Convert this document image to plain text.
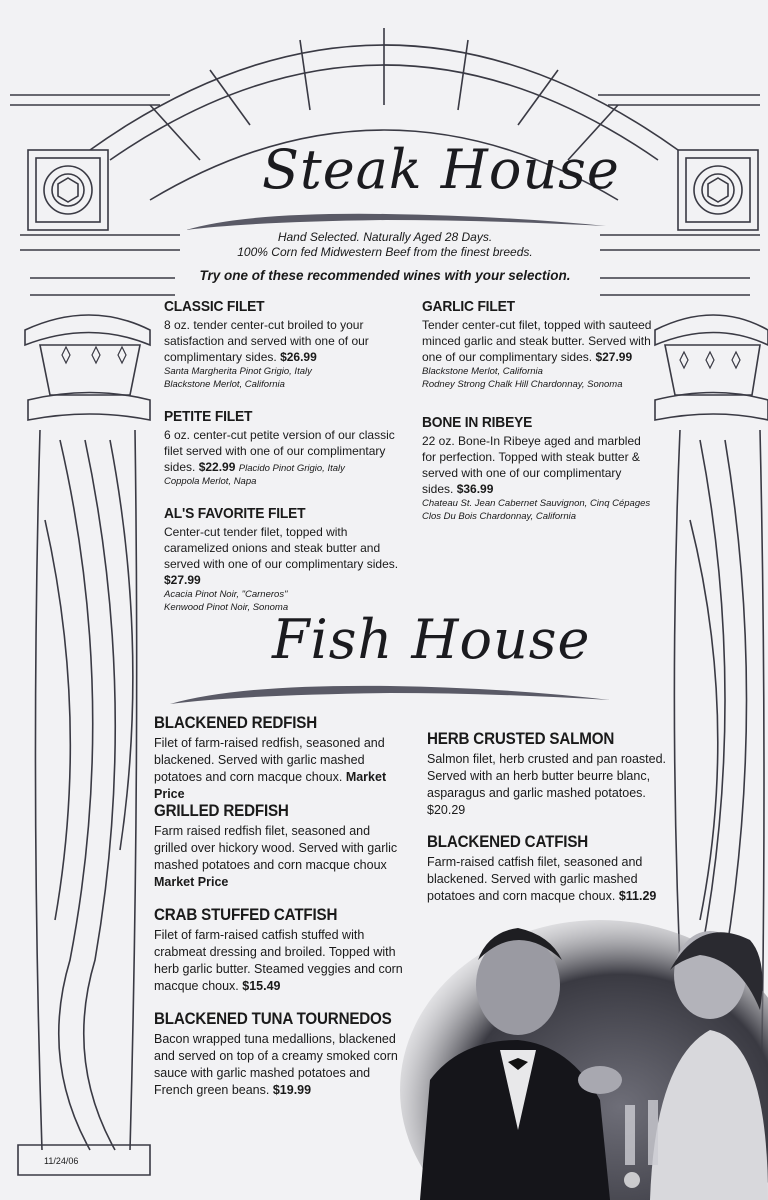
Steak House
Hand Selected. Naturally Aged 28 Days.
100% Corn fed Midwestern Beef from the finest breeds.
Try one of these recommended wines with your selection.
CLASSIC FILET
8 oz. tender center-cut broiled to your satisfaction and served with one of our complimentary sides. $26.99
Santa Margherita Pinot Grigio, Italy
Blackstone Merlot, California
PETITE FILET
6 oz. center-cut petite version of our classic filet served with one of our complimentary sides. $22.99 Placido Pinot Grigio, Italy
Coppola Merlot, Napa
AL'S FAVORITE FILET
Center-cut tender filet, topped with caramelized onions and steak butter and served with one of our complimentary sides. $27.99
Acacia Pinot Noir, "Carneros"
Kenwood Pinot Noir, Sonoma
GARLIC FILET
Tender center-cut filet, topped with sauteed minced garlic and steak butter. Served with one of our complimentary sides. $27.99
Blackstone Merlot, California
Rodney Strong Chalk Hill Chardonnay, Sonoma
BONE IN RIBEYE
22 oz. Bone-In Ribeye aged and marbled for perfection. Topped with steak butter & served with one of our complimentary sides. $36.99
Chateau St. Jean Cabernet Sauvignon, Cinq Cépages
Clos Du Bois Chardonnay, California
Fish House
BLACKENED REDFISH
Filet of farm-raised redfish, seasoned and blackened. Served with garlic mashed potatoes and corn macque choux. Market Price
GRILLED REDFISH
Farm raised redfish filet, seasoned and grilled over hickory wood. Served with garlic mashed potatoes and corn macque choux
Market Price
CRAB STUFFED CATFISH
Filet of farm-raised catfish stuffed with crabmeat dressing and broiled. Topped with herb garlic butter. Steamed veggies and corn macque choux. $15.49
BLACKENED TUNA TOURNEDOS
Bacon wrapped tuna medallions, blackened and served on top of a creamy smoked corn sauce with garlic mashed potatoes and French green beans. $19.99
HERB CRUSTED SALMON
Salmon filet, herb crusted and pan roasted. Served with an herb butter beurre blanc, asparagus and garlic mashed potatoes.
$20.29
BLACKENED CATFISH
Farm-raised catfish filet, seasoned and blackened. Served with garlic mashed potatoes and corn macque choux. $11.29
11/24/06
----
Without the pictures, write out the whole listing above exactly as it appears.

Convert this document image to plain text.
Steak House
Hand Selected. Naturally Aged 28 Days.
100% Corn fed Midwestern Beef from the finest breeds.
Try one of these recommended wines with your selection.
CLASSIC FILET
8 oz. tender center-cut broiled to your satisfaction and served with one of our complimentary sides. $26.99
Santa Margherita Pinot Grigio, Italy
Blackstone Merlot, California
PETITE FILET
6 oz. center-cut petite version of our classic filet served with one of our complimentary sides. $22.99 Placido Pinot Grigio, Italy
Coppola Merlot, Napa
AL'S FAVORITE FILET
Center-cut tender filet, topped with caramelized onions and steak butter and served with one of our complimentary sides. $27.99
Acacia Pinot Noir, "Carneros"
Kenwood Pinot Noir, Sonoma
GARLIC FILET
Tender center-cut filet, topped with sauteed minced garlic and steak butter. Served with one of our complimentary sides. $27.99
Blackstone Merlot, California
Rodney Strong Chalk Hill Chardonnay, Sonoma
BONE IN RIBEYE
22 oz. Bone-In Ribeye aged and marbled for perfection. Topped with steak butter & served with one of our complimentary sides. $36.99
Chateau St. Jean Cabernet Sauvignon, Cinq Cépages
Clos Du Bois Chardonnay, California
Fish House
BLACKENED REDFISH
Filet of farm-raised redfish, seasoned and blackened. Served with garlic mashed potatoes and corn macque choux. Market Price
GRILLED REDFISH
Farm raised redfish filet, seasoned and grilled over hickory wood. Served with garlic mashed potatoes and corn macque choux
Market Price
CRAB STUFFED CATFISH
Filet of farm-raised catfish stuffed with crabmeat dressing and broiled. Topped with herb garlic butter. Steamed veggies and corn macque choux. $15.49
BLACKENED TUNA TOURNEDOS
Bacon wrapped tuna medallions, blackened and served on top of a creamy smoked corn sauce with garlic mashed potatoes and French green beans. $19.99
HERB CRUSTED SALMON
Salmon filet, herb crusted and pan roasted. Served with an herb butter beurre blanc, asparagus and garlic mashed potatoes.
$20.29
BLACKENED CATFISH
Farm-raised catfish filet, seasoned and blackened. Served with garlic mashed potatoes and corn macque choux. $11.29
11/24/06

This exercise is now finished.